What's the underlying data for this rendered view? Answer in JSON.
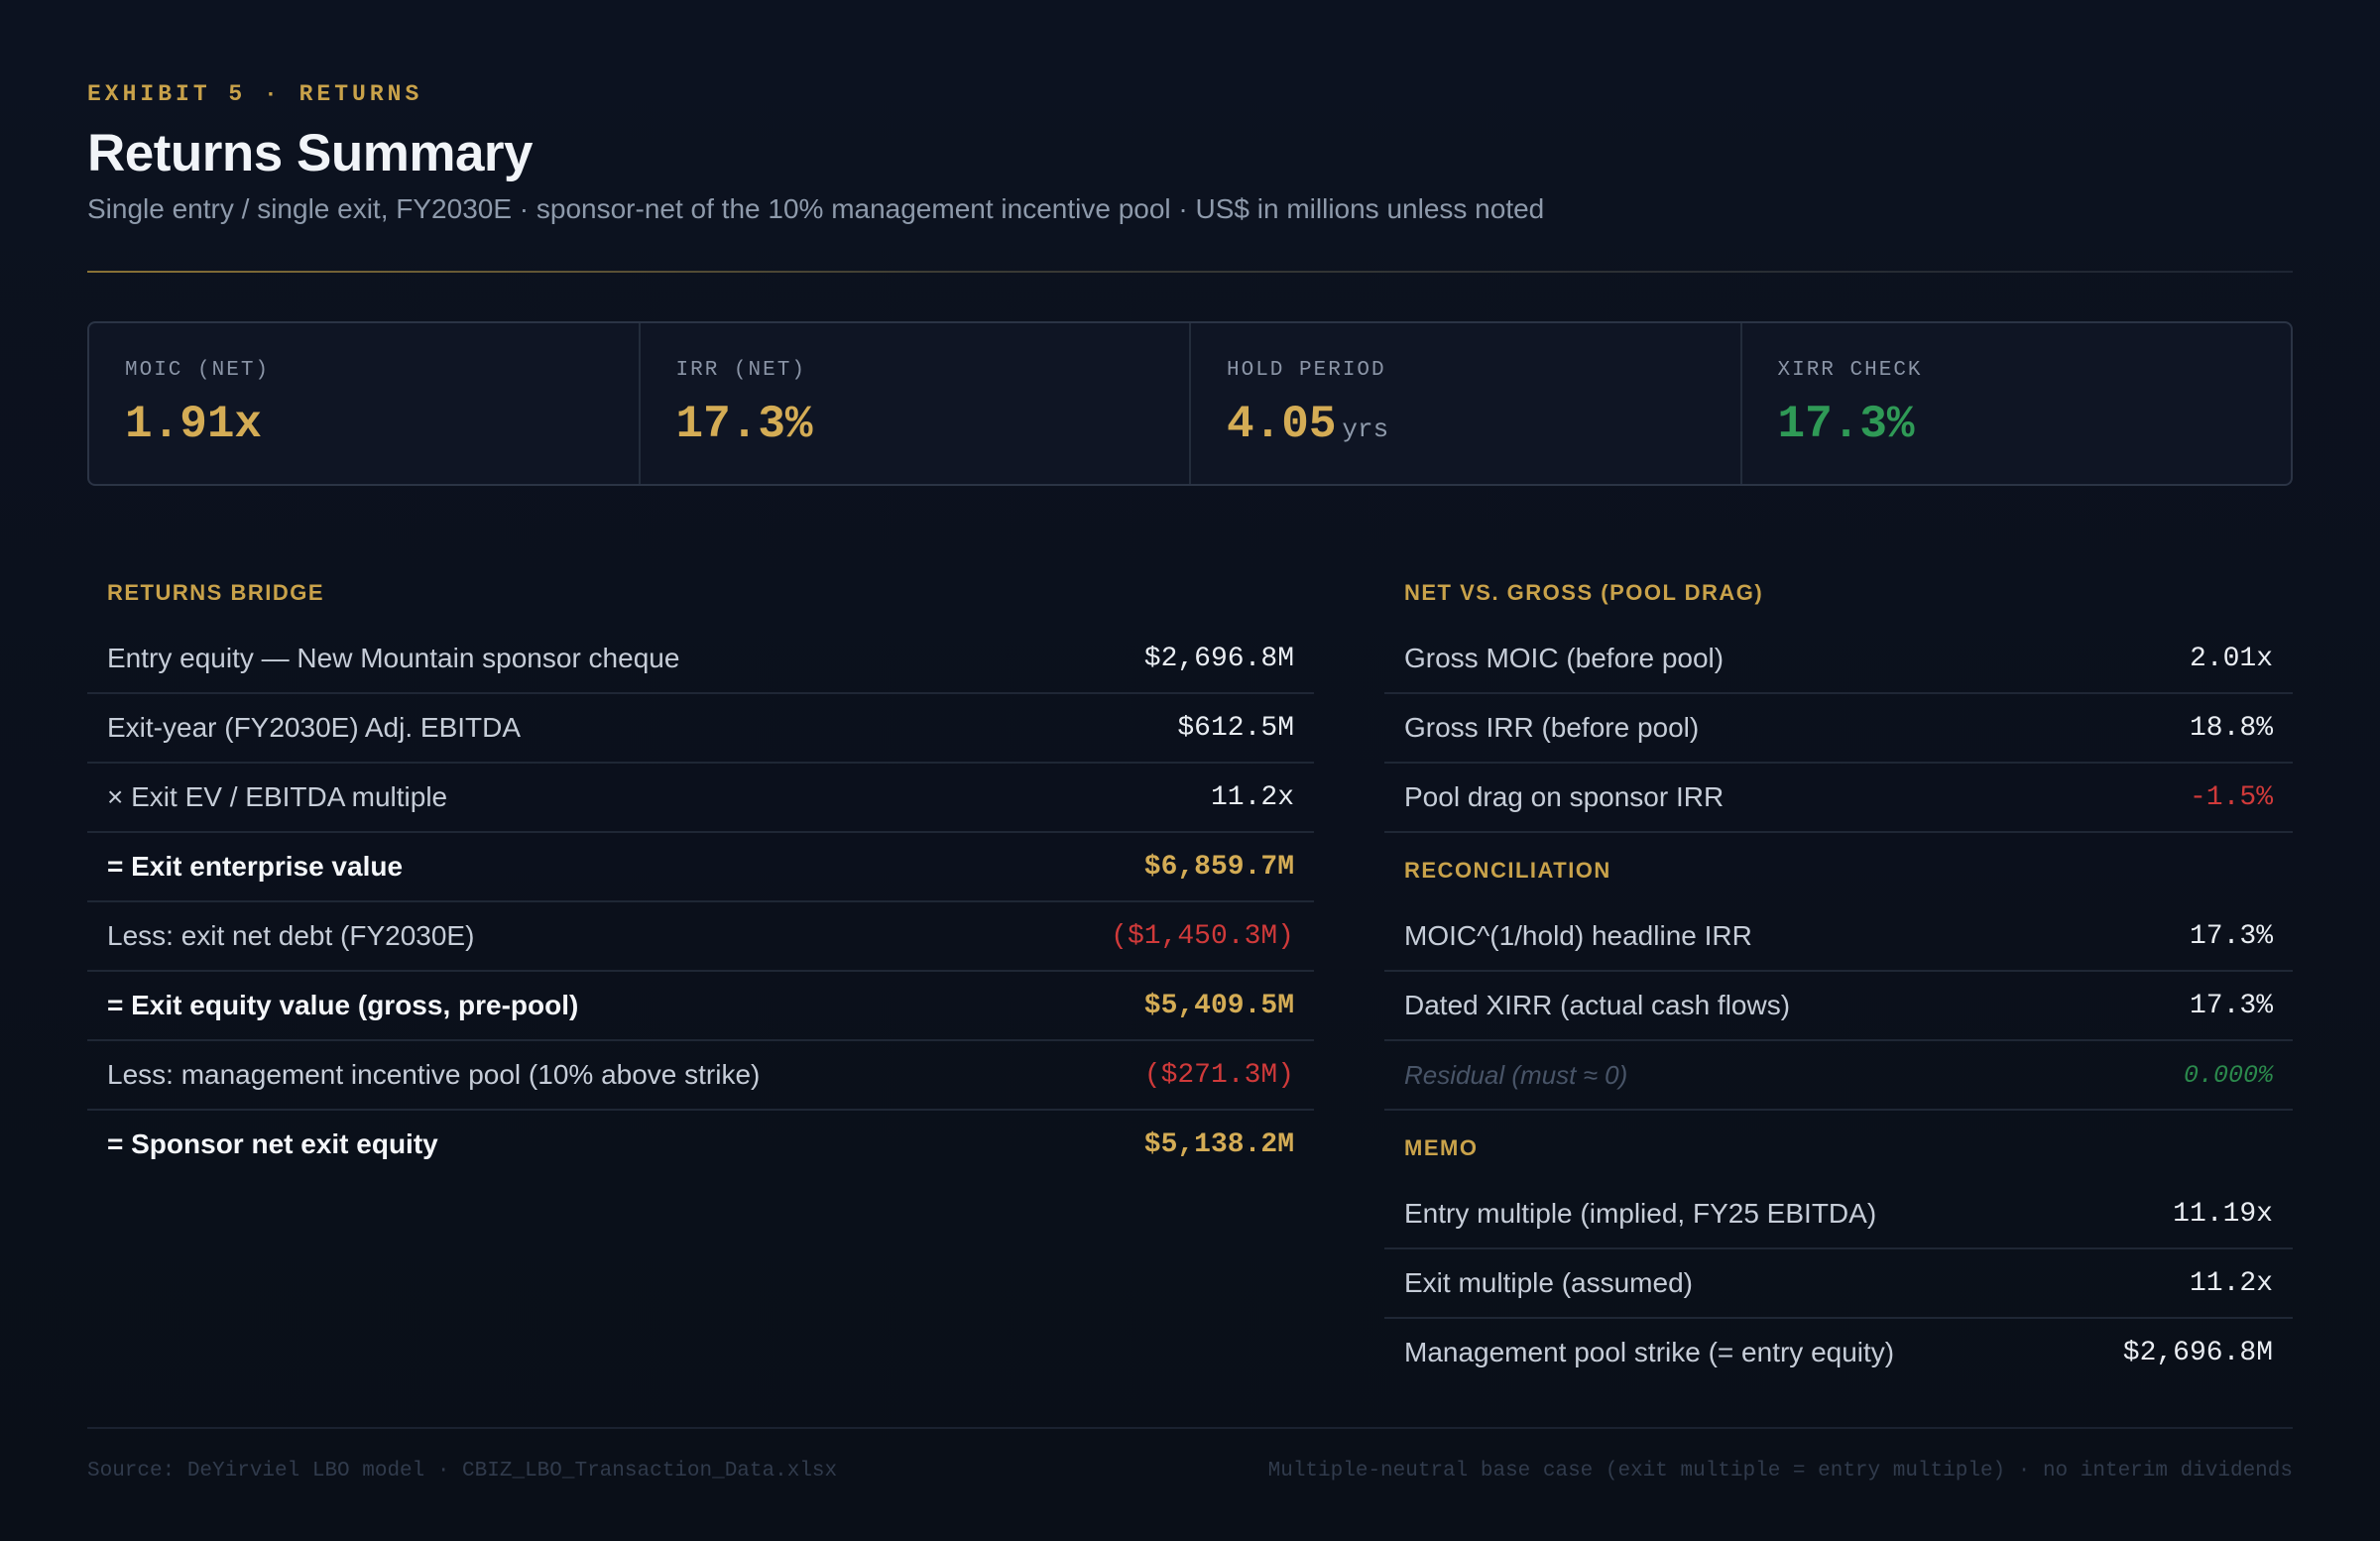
{
  "header": {
    "eyebrow": "EXHIBIT 5 · RETURNS",
    "title": "Returns Summary",
    "subtitle": "Single entry / single exit, FY2030E · sponsor-net of the 10% management incentive pool · US$ in millions unless noted"
  },
  "kpis": [
    {
      "label": "MOIC (NET)",
      "value": "1.91x",
      "unit": ""
    },
    {
      "label": "IRR (NET)",
      "value": "17.3%",
      "unit": ""
    },
    {
      "label": "HOLD PERIOD",
      "value": "4.05",
      "unit": "yrs"
    },
    {
      "label": "XIRR CHECK",
      "value": "17.3%",
      "unit": ""
    }
  ],
  "colors": {
    "accent": "#c9a24a",
    "positive": "#2f9a56",
    "negative": "#d03a3a"
  },
  "returns_bridge": {
    "title": "RETURNS BRIDGE",
    "rows": [
      {
        "label": "Entry equity — New Mountain sponsor cheque",
        "value": "$2,696.8M"
      },
      {
        "label": "Exit-year (FY2030E) Adj. EBITDA",
        "value": "$612.5M"
      },
      {
        "label": "× Exit EV / EBITDA multiple",
        "value": "11.2x"
      },
      {
        "label": "= Exit enterprise value",
        "value": "$6,859.7M"
      },
      {
        "label": "Less: exit net debt (FY2030E)",
        "value": "($1,450.3M)"
      },
      {
        "label": "= Exit equity value (gross, pre-pool)",
        "value": "$5,409.5M"
      },
      {
        "label": "Less: management incentive pool (10% above strike)",
        "value": "($271.3M)"
      },
      {
        "label": "= Sponsor net exit equity",
        "value": "$5,138.2M"
      }
    ]
  },
  "net_vs_gross": {
    "title": "NET VS. GROSS (POOL DRAG)",
    "rows": [
      {
        "label": "Gross MOIC (before pool)",
        "value": "2.01x"
      },
      {
        "label": "Gross IRR (before pool)",
        "value": "18.8%"
      },
      {
        "label": "Pool drag on sponsor IRR",
        "value": "-1.5%"
      }
    ]
  },
  "reconciliation": {
    "title": "RECONCILIATION",
    "rows": [
      {
        "label": "MOIC^(1/hold) headline IRR",
        "value": "17.3%"
      },
      {
        "label": "Dated XIRR (actual cash flows)",
        "value": "17.3%"
      },
      {
        "label": "Residual (must ≈ 0)",
        "value": "0.000%"
      }
    ]
  },
  "memo": {
    "title": "MEMO",
    "rows": [
      {
        "label": "Entry multiple (implied, FY25 EBITDA)",
        "value": "11.19x"
      },
      {
        "label": "Exit multiple (assumed)",
        "value": "11.2x"
      },
      {
        "label": "Management pool strike (= entry equity)",
        "value": "$2,696.8M"
      }
    ]
  },
  "footer": {
    "source": "Source: DeYirviel LBO model · CBIZ_LBO_Transaction_Data.xlsx",
    "note": "Multiple-neutral base case (exit multiple = entry multiple) · no interim dividends"
  }
}
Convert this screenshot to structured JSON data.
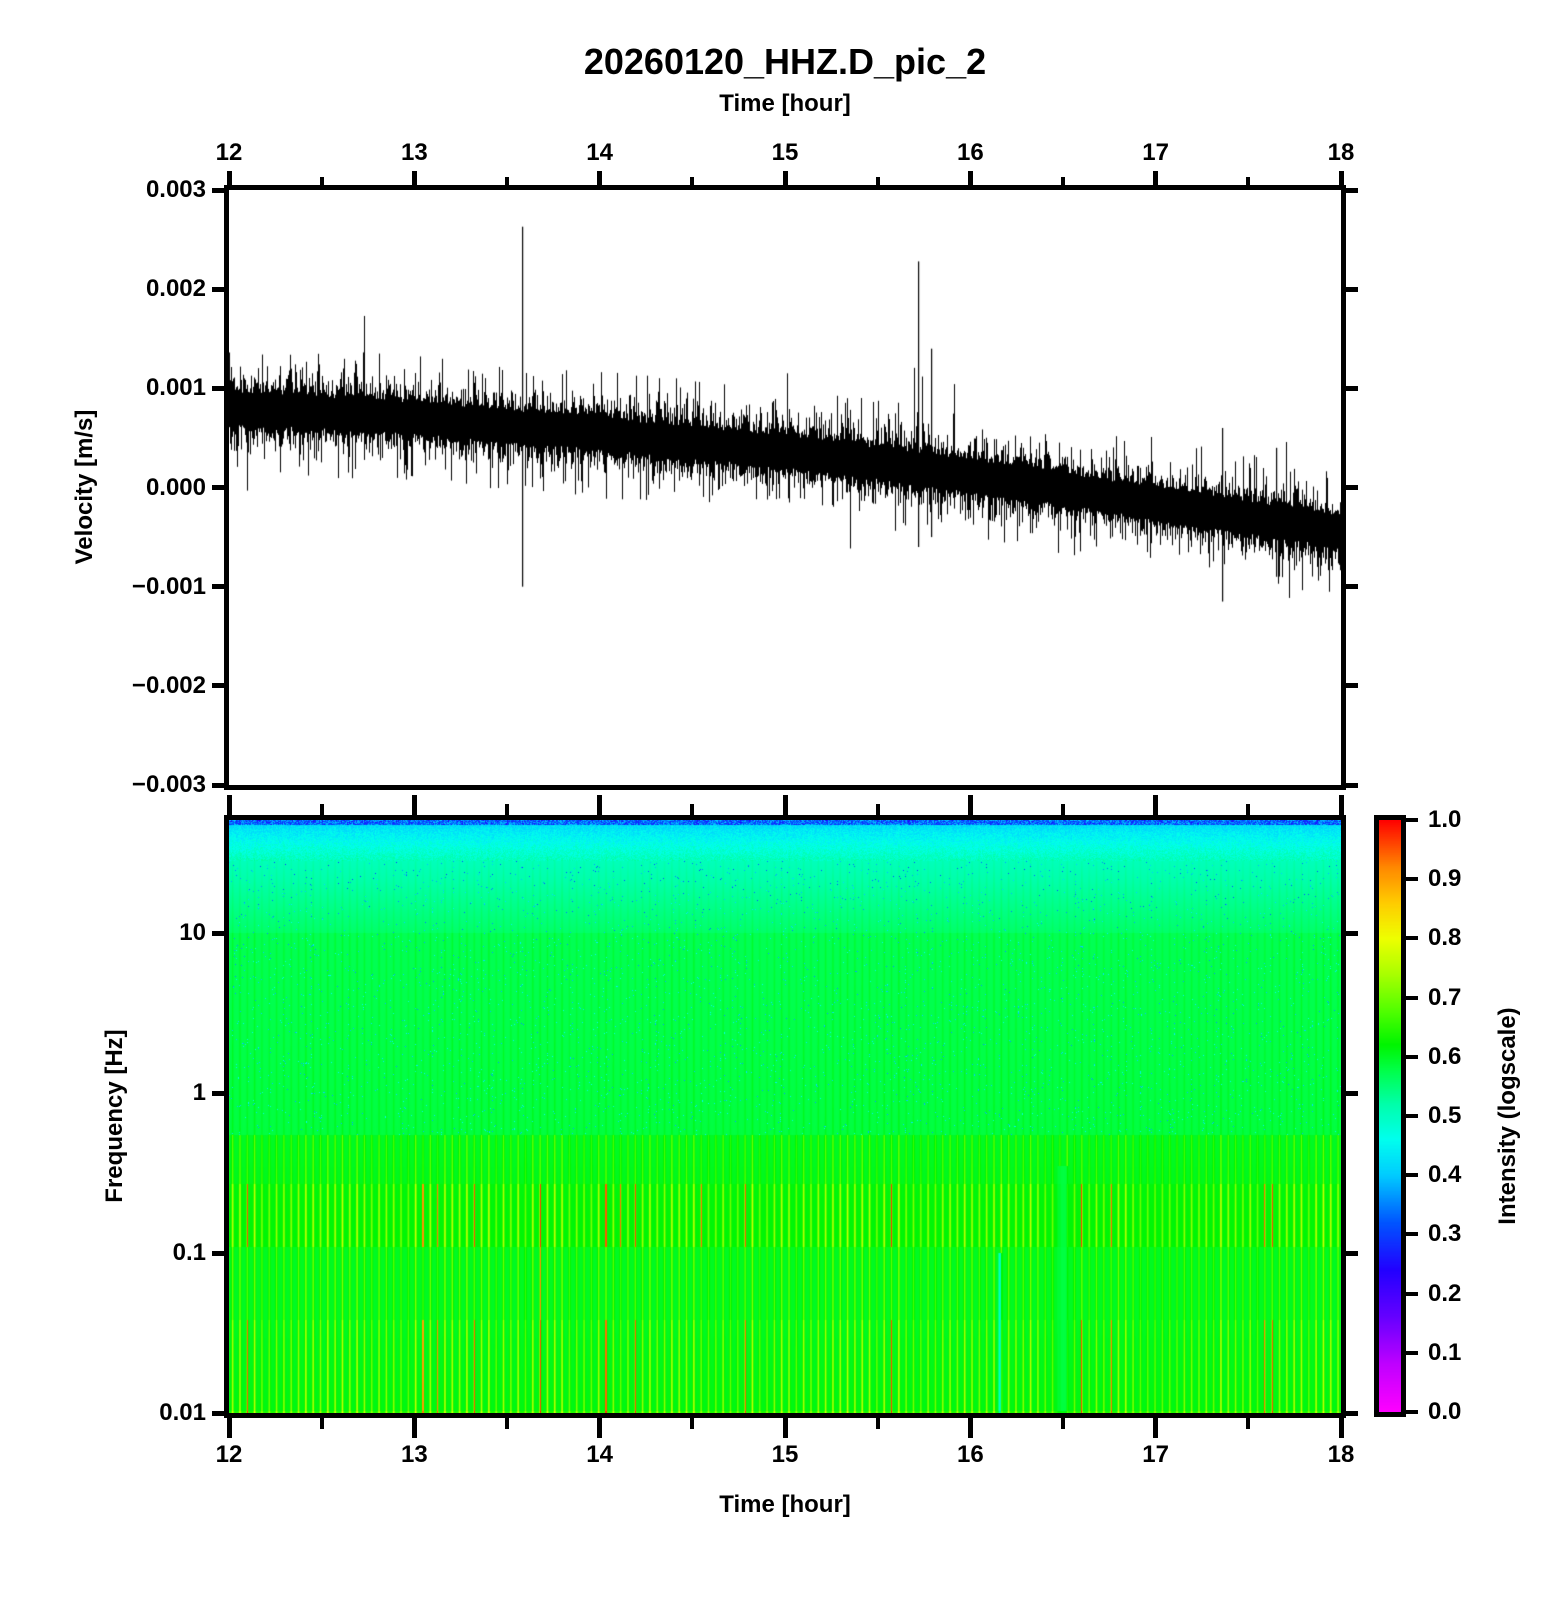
++++
Restate the entire listing word for word, excluding pictures.

* Answer to this problem
What's the underlying data for this rendered view? Answer in JSON.
{
  "header": {
    "eyebrow": "EXHIBIT 5 · RETURNS",
    "title": "Returns Summary",
    "subtitle": "Single entry / single exit, FY2030E · sponsor-net of the 10% management incentive pool · US$ in millions unless noted"
  },
  "kpis": [
    {
      "label": "MOIC (NET)",
      "value": "1.91x",
      "unit": ""
    },
    {
      "label": "IRR (NET)",
      "value": "17.3%",
      "unit": ""
    },
    {
      "label": "HOLD PERIOD",
      "value": "4.05",
      "unit": "yrs"
    },
    {
      "label": "XIRR CHECK",
      "value": "17.3%",
      "unit": ""
    }
  ],
  "colors": {
    "accent": "#c9a24a",
    "positive": "#2f9a56",
    "negative": "#d03a3a"
  },
  "returns_bridge": {
    "title": "RETURNS BRIDGE",
    "rows": [
      {
        "label": "Entry equity — New Mountain sponsor cheque",
        "value": "$2,696.8M"
      },
      {
        "label": "Exit-year (FY2030E) Adj. EBITDA",
        "value": "$612.5M"
      },
      {
        "label": "× Exit EV / EBITDA multiple",
        "value": "11.2x"
      },
      {
        "label": "= Exit enterprise value",
        "value": "$6,859.7M"
      },
      {
        "label": "Less: exit net debt (FY2030E)",
        "value": "($1,450.3M)"
      },
      {
        "label": "= Exit equity value (gross, pre-pool)",
        "value": "$5,409.5M"
      },
      {
        "label": "Less: management incentive pool (10% above strike)",
        "value": "($271.3M)"
      },
      {
        "label": "= Sponsor net exit equity",
        "value": "$5,138.2M"
      }
    ]
  },
  "net_vs_gross": {
    "title": "NET VS. GROSS (POOL DRAG)",
    "rows": [
      {
        "label": "Gross MOIC (before pool)",
        "value": "2.01x"
      },
      {
        "label": "Gross IRR (before pool)",
        "value": "18.8%"
      },
      {
        "label": "Pool drag on sponsor IRR",
        "value": "-1.5%"
      }
    ]
  },
  "reconciliation": {
    "title": "RECONCILIATION",
    "rows": [
      {
        "label": "MOIC^(1/hold) headline IRR",
        "value": "17.3%"
      },
      {
        "label": "Dated XIRR (actual cash flows)",
        "value": "17.3%"
      },
      {
        "label": "Residual (must ≈ 0)",
        "value": "0.000%"
      }
    ]
  },
  "memo": {
    "title": "MEMO",
    "rows": [
      {
        "label": "Entry multiple (implied, FY25 EBITDA)",
        "value": "11.19x"
      },
      {
        "label": "Exit multiple (assumed)",
        "value": "11.2x"
      },
      {
        "label": "Management pool strike (= entry equity)",
        "value": "$2,696.8M"
      }
    ]
  },
  "footer": {
    "source": "Source: DeYirviel LBO model · CBIZ_LBO_Transaction_Data.xlsx",
    "note": "Multiple-neutral base case (exit multiple = entry multiple) · no interim dividends"
  }
}
Convert this screenshot to structured JSON data.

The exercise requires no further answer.